+++ RECORD EXCERPTS
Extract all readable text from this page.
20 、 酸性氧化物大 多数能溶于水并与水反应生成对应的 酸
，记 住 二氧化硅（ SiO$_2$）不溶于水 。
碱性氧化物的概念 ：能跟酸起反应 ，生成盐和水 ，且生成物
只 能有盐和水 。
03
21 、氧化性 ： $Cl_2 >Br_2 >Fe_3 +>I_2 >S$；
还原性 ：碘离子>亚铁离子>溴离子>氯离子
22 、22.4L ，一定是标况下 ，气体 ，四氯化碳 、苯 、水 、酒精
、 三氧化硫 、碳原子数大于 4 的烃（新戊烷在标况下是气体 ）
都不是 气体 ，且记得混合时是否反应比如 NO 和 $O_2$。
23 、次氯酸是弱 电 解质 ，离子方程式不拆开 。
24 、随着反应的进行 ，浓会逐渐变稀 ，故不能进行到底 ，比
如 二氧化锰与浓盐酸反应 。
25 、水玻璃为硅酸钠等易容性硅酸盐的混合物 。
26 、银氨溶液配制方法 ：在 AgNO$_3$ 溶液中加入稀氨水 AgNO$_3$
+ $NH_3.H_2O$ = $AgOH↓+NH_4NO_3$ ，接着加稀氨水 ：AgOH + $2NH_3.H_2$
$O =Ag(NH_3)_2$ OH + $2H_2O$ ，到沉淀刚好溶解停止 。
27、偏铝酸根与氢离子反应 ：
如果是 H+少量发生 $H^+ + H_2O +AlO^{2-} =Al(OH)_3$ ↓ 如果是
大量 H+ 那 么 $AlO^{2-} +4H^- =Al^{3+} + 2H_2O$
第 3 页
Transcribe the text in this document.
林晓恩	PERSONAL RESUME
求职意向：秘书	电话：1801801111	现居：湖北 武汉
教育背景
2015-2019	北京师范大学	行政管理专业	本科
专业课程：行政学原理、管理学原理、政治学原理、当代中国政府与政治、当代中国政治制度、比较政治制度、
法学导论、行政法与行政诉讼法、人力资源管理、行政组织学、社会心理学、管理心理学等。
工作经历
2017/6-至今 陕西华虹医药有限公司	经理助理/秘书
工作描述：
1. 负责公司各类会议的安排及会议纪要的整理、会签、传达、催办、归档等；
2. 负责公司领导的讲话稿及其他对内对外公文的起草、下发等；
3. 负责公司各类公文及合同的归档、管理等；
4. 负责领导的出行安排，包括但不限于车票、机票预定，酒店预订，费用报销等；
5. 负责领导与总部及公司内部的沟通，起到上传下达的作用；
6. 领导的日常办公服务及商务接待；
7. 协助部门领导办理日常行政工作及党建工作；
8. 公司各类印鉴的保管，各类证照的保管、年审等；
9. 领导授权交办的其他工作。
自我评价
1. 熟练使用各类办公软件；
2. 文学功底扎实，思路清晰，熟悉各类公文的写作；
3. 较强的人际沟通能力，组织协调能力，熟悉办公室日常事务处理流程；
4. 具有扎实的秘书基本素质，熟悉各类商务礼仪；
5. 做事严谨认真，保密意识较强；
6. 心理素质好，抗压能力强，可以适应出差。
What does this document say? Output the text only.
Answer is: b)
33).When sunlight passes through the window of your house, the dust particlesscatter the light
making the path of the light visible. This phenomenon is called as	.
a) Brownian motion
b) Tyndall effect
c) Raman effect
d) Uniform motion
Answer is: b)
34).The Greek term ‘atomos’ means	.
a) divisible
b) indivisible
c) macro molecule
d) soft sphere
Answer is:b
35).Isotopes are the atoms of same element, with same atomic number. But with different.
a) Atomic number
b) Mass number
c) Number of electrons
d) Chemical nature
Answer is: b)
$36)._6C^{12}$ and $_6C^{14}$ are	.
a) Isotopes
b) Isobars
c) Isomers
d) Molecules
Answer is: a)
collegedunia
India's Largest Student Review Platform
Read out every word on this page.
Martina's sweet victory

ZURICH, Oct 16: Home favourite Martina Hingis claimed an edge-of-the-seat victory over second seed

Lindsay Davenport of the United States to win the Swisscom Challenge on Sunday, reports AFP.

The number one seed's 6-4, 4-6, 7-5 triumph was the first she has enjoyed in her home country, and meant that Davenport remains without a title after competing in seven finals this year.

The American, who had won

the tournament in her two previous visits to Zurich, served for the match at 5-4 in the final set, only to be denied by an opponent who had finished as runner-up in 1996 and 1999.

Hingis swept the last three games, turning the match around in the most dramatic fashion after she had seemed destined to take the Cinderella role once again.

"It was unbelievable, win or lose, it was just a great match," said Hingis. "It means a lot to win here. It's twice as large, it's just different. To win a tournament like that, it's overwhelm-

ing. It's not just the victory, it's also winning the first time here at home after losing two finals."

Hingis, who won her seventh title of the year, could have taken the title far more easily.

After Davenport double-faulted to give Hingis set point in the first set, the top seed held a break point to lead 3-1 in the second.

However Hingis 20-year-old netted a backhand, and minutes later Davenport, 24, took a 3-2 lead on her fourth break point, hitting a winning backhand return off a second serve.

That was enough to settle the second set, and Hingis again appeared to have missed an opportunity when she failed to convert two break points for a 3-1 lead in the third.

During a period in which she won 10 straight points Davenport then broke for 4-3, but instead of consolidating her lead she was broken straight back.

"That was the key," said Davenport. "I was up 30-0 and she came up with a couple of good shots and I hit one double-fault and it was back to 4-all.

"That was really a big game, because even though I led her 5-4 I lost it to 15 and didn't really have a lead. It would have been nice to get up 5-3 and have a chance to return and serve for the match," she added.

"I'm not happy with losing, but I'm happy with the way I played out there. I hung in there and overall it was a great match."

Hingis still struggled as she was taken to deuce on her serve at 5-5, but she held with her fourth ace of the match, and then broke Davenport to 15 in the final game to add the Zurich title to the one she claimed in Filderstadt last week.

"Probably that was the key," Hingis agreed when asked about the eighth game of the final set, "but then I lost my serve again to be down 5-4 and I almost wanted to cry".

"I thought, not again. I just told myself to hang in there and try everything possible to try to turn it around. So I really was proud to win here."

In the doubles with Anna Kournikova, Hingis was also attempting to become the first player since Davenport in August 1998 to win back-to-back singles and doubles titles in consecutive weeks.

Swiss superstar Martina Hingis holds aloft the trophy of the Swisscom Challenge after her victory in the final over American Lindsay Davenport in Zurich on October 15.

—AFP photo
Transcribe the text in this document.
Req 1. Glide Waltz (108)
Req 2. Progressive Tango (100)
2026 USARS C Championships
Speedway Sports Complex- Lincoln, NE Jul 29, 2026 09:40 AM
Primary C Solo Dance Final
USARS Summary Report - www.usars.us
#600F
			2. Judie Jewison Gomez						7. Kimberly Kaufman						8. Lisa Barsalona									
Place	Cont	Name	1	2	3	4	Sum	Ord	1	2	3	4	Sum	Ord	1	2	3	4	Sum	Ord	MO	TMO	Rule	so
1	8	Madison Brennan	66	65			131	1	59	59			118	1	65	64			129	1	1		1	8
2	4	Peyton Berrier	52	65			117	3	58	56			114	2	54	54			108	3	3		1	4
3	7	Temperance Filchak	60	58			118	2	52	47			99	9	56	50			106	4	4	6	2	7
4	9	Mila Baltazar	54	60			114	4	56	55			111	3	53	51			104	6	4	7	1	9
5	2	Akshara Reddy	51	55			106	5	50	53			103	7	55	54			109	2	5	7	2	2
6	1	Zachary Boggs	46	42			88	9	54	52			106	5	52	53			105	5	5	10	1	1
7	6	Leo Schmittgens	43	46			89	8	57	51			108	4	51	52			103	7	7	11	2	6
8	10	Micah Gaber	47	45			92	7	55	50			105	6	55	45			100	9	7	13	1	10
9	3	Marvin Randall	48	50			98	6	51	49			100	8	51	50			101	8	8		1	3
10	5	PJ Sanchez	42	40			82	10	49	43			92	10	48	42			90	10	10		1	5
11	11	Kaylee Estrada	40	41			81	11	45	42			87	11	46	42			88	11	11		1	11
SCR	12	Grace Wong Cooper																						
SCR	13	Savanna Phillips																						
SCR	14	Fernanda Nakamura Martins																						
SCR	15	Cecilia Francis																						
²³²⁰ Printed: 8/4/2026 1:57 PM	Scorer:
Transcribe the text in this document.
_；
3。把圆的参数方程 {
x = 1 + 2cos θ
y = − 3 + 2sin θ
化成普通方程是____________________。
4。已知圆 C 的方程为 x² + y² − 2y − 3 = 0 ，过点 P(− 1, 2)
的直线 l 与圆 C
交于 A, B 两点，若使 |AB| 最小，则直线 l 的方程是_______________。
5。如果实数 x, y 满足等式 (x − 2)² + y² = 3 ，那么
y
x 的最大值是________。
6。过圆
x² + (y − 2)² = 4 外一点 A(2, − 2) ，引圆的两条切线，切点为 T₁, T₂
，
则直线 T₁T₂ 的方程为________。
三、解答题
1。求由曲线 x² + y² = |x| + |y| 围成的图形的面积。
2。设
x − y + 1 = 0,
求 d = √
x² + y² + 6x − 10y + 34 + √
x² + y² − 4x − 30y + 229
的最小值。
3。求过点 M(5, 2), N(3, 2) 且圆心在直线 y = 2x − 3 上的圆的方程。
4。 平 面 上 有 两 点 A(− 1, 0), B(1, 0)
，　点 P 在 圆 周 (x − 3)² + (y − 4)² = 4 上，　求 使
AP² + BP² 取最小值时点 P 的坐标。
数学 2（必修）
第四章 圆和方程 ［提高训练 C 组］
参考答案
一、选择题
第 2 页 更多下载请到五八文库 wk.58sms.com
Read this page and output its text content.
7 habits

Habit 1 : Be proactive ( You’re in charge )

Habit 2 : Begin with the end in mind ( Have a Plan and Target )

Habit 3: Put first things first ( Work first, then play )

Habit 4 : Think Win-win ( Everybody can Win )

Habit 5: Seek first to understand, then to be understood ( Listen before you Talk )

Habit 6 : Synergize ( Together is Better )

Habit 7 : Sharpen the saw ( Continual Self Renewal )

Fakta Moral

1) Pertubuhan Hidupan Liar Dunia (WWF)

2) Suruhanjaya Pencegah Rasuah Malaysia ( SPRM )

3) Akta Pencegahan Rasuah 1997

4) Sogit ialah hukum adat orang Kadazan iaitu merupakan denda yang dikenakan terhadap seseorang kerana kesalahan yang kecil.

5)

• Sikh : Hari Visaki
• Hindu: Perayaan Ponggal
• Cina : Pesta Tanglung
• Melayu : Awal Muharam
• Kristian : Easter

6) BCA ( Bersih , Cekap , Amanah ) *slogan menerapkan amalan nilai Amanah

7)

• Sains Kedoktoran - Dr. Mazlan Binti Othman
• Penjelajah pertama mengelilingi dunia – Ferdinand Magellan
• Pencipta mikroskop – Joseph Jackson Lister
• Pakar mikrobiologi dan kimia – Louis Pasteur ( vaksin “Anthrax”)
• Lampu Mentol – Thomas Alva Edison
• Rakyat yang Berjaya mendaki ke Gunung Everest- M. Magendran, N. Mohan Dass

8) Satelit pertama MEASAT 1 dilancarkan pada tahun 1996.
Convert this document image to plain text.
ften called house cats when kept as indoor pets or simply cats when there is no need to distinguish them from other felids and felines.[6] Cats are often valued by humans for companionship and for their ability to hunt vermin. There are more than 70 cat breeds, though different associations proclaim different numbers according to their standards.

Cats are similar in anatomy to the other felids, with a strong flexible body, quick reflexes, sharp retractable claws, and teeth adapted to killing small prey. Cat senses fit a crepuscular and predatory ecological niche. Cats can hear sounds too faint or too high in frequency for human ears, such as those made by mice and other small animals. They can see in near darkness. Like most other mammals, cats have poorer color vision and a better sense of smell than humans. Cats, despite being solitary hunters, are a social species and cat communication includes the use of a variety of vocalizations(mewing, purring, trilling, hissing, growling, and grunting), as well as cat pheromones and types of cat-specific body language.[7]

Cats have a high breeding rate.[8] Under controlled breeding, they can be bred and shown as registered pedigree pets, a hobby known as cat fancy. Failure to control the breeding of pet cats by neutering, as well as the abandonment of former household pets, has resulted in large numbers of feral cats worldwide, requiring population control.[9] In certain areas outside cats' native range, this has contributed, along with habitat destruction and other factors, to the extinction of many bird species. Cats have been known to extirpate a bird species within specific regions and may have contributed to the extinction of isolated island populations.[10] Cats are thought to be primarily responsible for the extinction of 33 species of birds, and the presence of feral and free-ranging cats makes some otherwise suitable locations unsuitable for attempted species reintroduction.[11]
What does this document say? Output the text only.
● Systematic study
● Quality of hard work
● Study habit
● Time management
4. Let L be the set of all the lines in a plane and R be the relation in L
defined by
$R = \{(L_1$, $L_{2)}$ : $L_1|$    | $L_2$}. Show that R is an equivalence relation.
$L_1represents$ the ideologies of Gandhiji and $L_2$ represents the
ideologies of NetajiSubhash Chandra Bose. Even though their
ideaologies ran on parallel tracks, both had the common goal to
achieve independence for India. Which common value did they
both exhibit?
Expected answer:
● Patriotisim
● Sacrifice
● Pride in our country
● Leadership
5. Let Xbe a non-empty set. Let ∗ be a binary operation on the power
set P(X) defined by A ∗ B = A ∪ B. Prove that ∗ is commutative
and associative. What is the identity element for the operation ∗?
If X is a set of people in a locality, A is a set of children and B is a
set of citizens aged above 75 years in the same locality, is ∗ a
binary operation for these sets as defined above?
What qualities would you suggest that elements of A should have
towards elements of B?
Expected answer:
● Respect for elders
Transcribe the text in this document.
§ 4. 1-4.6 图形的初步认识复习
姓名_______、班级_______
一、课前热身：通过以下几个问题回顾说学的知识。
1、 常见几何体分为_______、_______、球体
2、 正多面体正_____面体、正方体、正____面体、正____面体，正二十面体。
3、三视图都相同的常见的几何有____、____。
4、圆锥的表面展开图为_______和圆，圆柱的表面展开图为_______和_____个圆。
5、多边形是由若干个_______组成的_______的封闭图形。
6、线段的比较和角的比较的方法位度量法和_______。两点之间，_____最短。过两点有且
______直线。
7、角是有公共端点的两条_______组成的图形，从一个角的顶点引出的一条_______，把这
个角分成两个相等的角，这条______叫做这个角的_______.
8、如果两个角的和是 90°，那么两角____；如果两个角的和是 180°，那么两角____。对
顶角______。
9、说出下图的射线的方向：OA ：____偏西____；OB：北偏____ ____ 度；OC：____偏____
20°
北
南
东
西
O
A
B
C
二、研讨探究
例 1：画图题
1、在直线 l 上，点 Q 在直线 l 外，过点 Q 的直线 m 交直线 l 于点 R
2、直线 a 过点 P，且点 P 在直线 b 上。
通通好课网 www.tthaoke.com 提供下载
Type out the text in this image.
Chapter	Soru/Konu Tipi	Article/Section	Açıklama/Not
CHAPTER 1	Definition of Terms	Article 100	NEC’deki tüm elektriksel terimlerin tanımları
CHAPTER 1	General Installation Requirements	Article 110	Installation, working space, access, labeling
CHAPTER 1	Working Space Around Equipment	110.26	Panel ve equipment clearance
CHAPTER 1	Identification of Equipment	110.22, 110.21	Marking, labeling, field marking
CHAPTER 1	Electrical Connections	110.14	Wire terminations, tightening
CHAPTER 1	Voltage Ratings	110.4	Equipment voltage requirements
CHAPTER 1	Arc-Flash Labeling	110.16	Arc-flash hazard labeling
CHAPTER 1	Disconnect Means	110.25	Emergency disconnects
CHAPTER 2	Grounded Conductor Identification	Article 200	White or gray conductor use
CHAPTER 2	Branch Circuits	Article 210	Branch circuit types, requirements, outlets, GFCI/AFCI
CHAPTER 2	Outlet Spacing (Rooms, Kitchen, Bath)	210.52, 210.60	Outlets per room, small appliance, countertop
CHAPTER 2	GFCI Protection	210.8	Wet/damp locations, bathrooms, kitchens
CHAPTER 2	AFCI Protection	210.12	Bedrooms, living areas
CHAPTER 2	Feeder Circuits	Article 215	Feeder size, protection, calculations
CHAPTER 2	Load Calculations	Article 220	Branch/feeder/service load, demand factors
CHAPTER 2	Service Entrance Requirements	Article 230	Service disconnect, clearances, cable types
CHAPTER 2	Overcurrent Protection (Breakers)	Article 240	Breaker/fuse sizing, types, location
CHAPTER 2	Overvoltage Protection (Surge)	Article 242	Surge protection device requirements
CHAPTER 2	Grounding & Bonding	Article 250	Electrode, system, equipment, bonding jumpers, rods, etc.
++++++
» **THE REQUEST**: Say how many lines in the records hold "would", with the number as the whole reply.

» **RIGHT ANSWER**: 2